**Task:**
The data below should be printed in full, exactly, and without any of its images.

[Figure dataset records]

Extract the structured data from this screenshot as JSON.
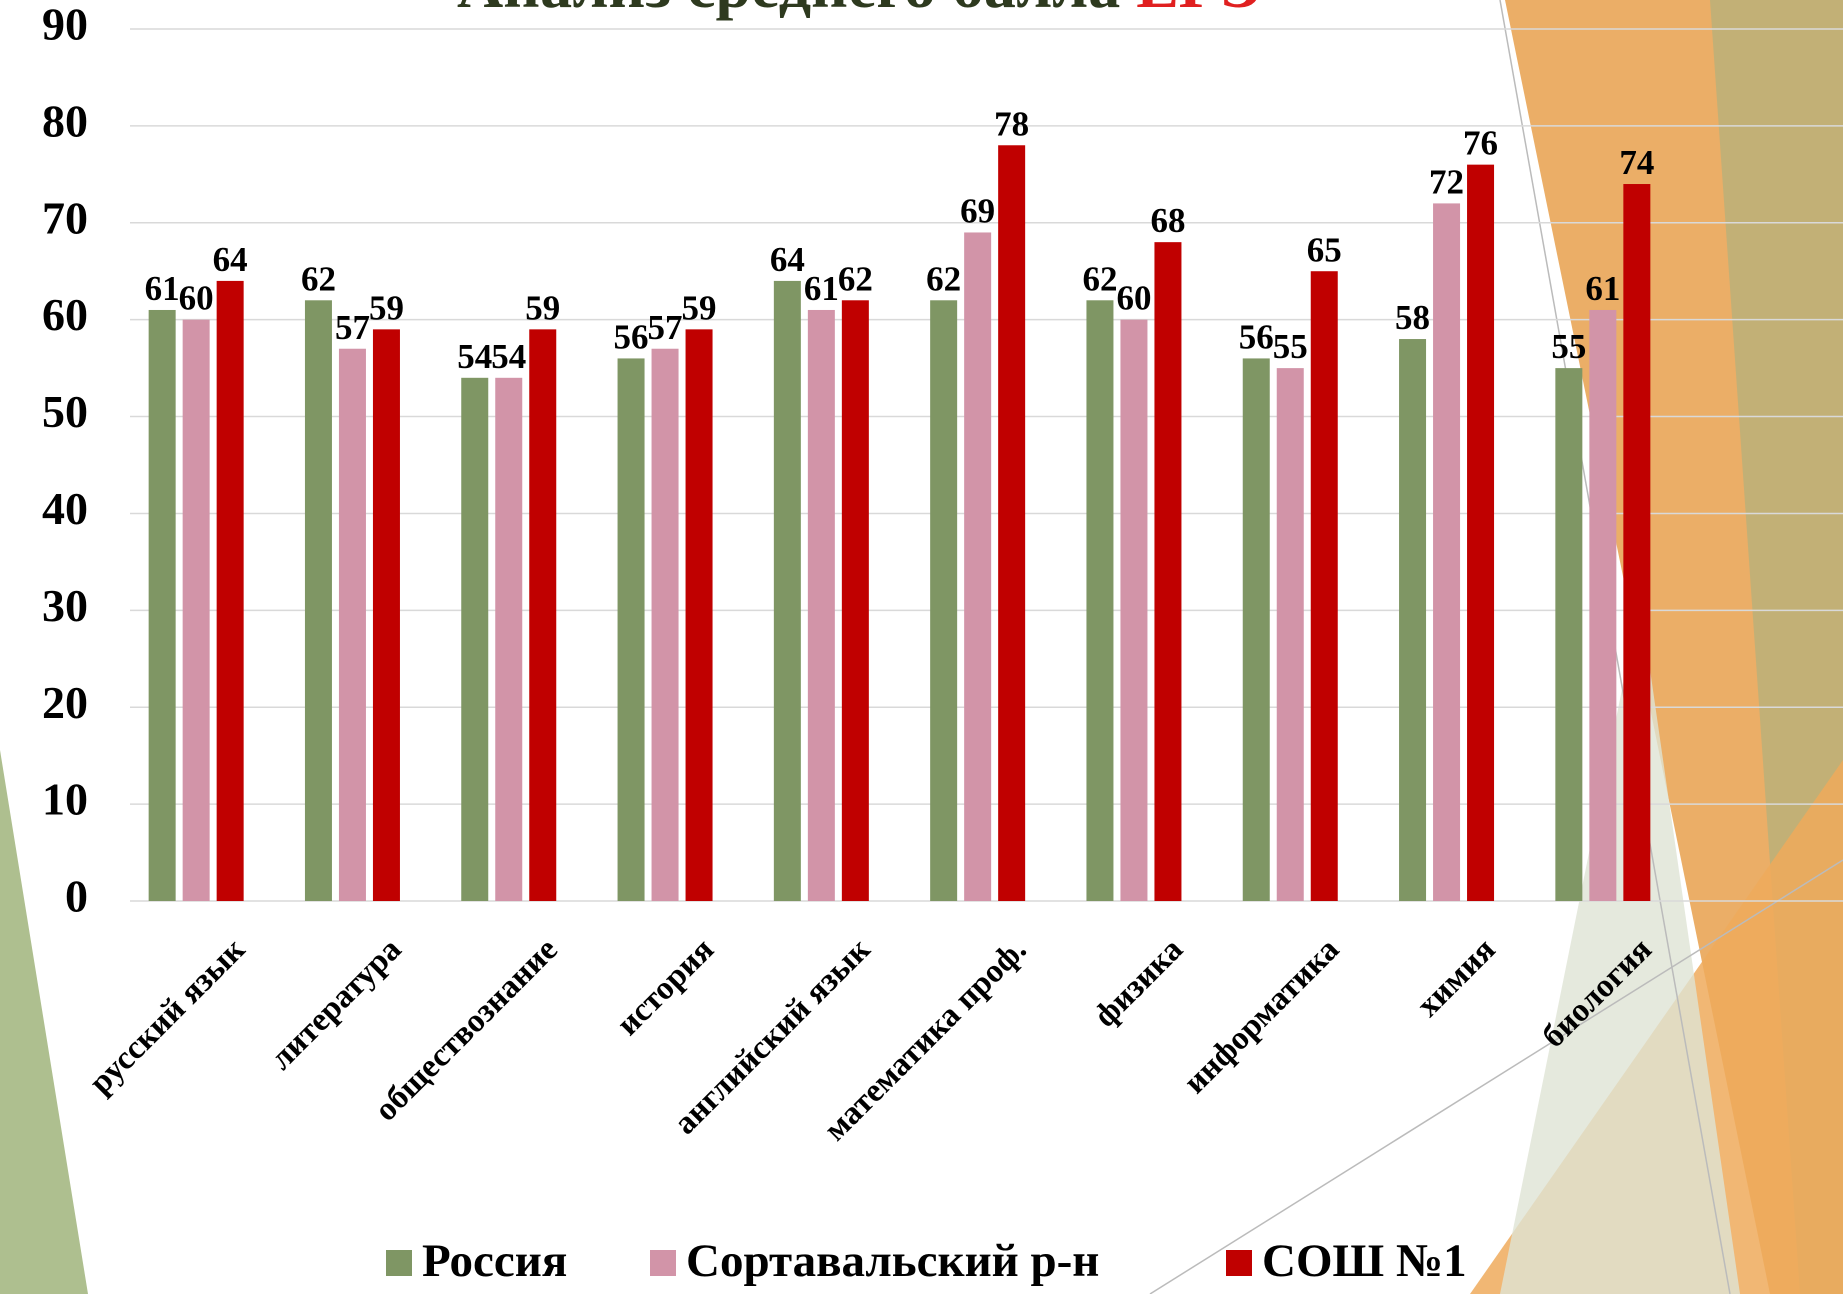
{
  "chart_data": {
    "type": "bar",
    "title": "Анализ среднего балла",
    "title_highlight": "ЕГЭ",
    "categories": [
      "русский язык",
      "литература",
      "обществознание",
      "история",
      "английский язык",
      "математика проф.",
      "физика",
      "информатика",
      "химия",
      "биология"
    ],
    "series": [
      {
        "name": "Россия",
        "color": "#7f9664",
        "values": [
          61,
          62,
          54,
          56,
          64,
          62,
          62,
          56,
          58,
          55
        ]
      },
      {
        "name": "Сортавальский р-н",
        "color": "#d294a8",
        "values": [
          60,
          57,
          54,
          57,
          61,
          69,
          60,
          55,
          72,
          61
        ]
      },
      {
        "name": "СОШ №1",
        "color": "#c00000",
        "values": [
          64,
          59,
          59,
          59,
          62,
          78,
          68,
          65,
          76,
          74
        ]
      }
    ],
    "ylim": [
      0,
      90
    ],
    "yticks": [
      0,
      10,
      20,
      30,
      40,
      50,
      60,
      70,
      80,
      90
    ],
    "grid": true,
    "legend": "bottom"
  }
}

**Correct output:**
Extract the structured data from this screenshot as JSON.
{
  "chart_data": {
    "type": "bar",
    "title": "Анализ среднего балла",
    "title_highlight": "ЕГЭ",
    "categories": [
      "русский язык",
      "литература",
      "обществознание",
      "история",
      "английский язык",
      "математика проф.",
      "физика",
      "информатика",
      "химия",
      "биология"
    ],
    "series": [
      {
        "name": "Россия",
        "color": "#7f9664",
        "values": [
          61,
          62,
          54,
          56,
          64,
          62,
          62,
          56,
          58,
          55
        ]
      },
      {
        "name": "Сортавальский р-н",
        "color": "#d294a8",
        "values": [
          60,
          57,
          54,
          57,
          61,
          69,
          60,
          55,
          72,
          61
        ]
      },
      {
        "name": "СОШ №1",
        "color": "#c00000",
        "values": [
          64,
          59,
          59,
          59,
          62,
          78,
          68,
          65,
          76,
          74
        ]
      }
    ],
    "ylim": [
      0,
      90
    ],
    "yticks": [
      0,
      10,
      20,
      30,
      40,
      50,
      60,
      70,
      80,
      90
    ],
    "grid": true,
    "legend": "bottom"
  }
}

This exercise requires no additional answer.